[CHALLENGE]
Set down every entry word for word. Omit the pictures.

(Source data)

★ ★ ★ ★

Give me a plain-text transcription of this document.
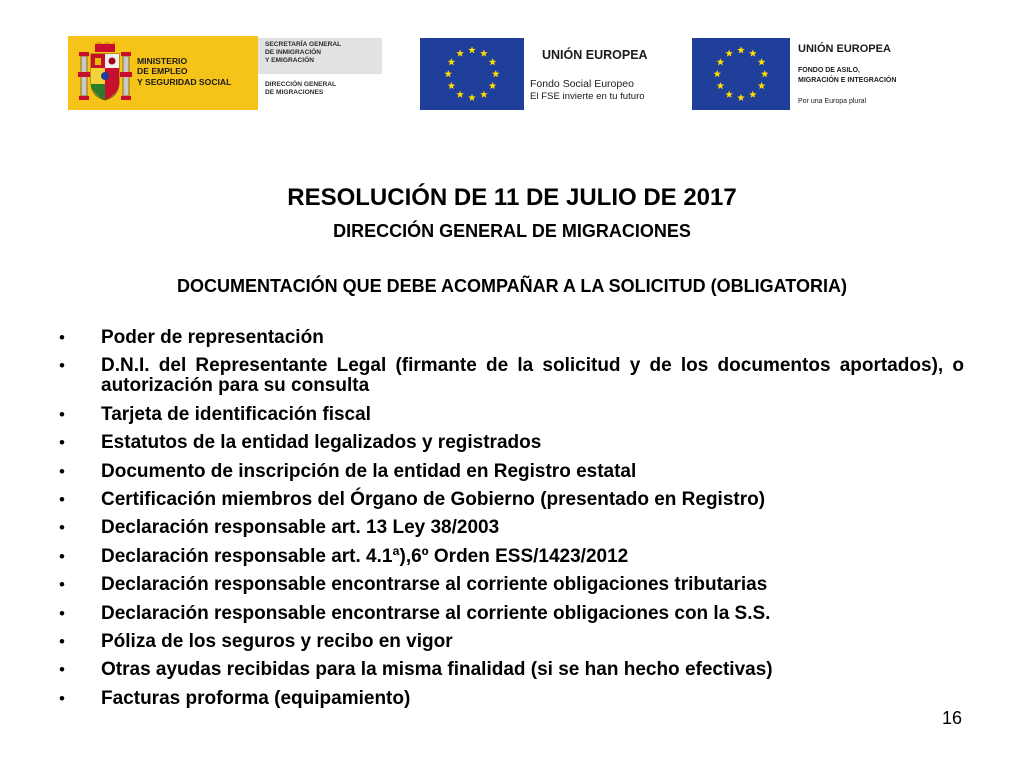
MINISTERIO
DE EMPLEO
Y SEGURIDAD SOCIAL
SECRETARÍA GENERAL
DE INMIGRACIÓN
Y EMIGRACIÓN
DIRECCIÓN GENERAL
DE MIGRACIONES
UNIÓN EUROPEA
Fondo Social Europeo
El FSE invierte en tu futuro
UNIÓN EUROPEA
FONDO DE ASILO,
MIGRACIÓN E INTEGRACIÓN
Por una Europa plural
RESOLUCIÓN DE 11 DE JULIO DE 2017
DIRECCIÓN GENERAL DE MIGRACIONES
DOCUMENTACIÓN QUE DEBE ACOMPAÑAR A LA SOLICITUD (OBLIGATORIA)
• Poder de representación
• D.N.I. del Representante Legal (firmante de la solicitud y de los documentos aportados), o autorización para su consulta
• Tarjeta de identificación fiscal
• Estatutos de la entidad legalizados y registrados
• Documento de inscripción de la entidad en Registro estatal
• Certificación miembros del Órgano de Gobierno (presentado en Registro)
• Declaración responsable art. 13 Ley 38/2003
• Declaración responsable art. 4.1ª),6º Orden ESS/1423/2012
• Declaración responsable encontrarse al corriente obligaciones tributarias
• Declaración responsable encontrarse al corriente obligaciones con la S.S.
• Póliza de los seguros y recibo en vigor
• Otras ayudas recibidas para la misma finalidad (si se han hecho efectivas)
• Facturas proforma (equipamiento)
16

★ ★ ★ ★

[RESPONSE]
Give me a plain-text transcription of this document.
MINISTERIO
DE EMPLEO
Y SEGURIDAD SOCIAL
SECRETARÍA GENERAL
DE INMIGRACIÓN
Y EMIGRACIÓN
DIRECCIÓN GENERAL
DE MIGRACIONES
UNIÓN EUROPEA
Fondo Social Europeo
El FSE invierte en tu futuro
UNIÓN EUROPEA
FONDO DE ASILO,
MIGRACIÓN E INTEGRACIÓN
Por una Europa plural
RESOLUCIÓN DE 11 DE JULIO DE 2017
DIRECCIÓN GENERAL DE MIGRACIONES
DOCUMENTACIÓN QUE DEBE ACOMPAÑAR A LA SOLICITUD (OBLIGATORIA)
• Poder de representación
• D.N.I. del Representante Legal (firmante de la solicitud y de los documentos aportados), o autorización para su consulta
• Tarjeta de identificación fiscal
• Estatutos de la entidad legalizados y registrados
• Documento de inscripción de la entidad en Registro estatal
• Certificación miembros del Órgano de Gobierno (presentado en Registro)
• Declaración responsable art. 13 Ley 38/2003
• Declaración responsable art. 4.1ª),6º Orden ESS/1423/2012
• Declaración responsable encontrarse al corriente obligaciones tributarias
• Declaración responsable encontrarse al corriente obligaciones con la S.S.
• Póliza de los seguros y recibo en vigor
• Otras ayudas recibidas para la misma finalidad (si se han hecho efectivas)
• Facturas proforma (equipamiento)
16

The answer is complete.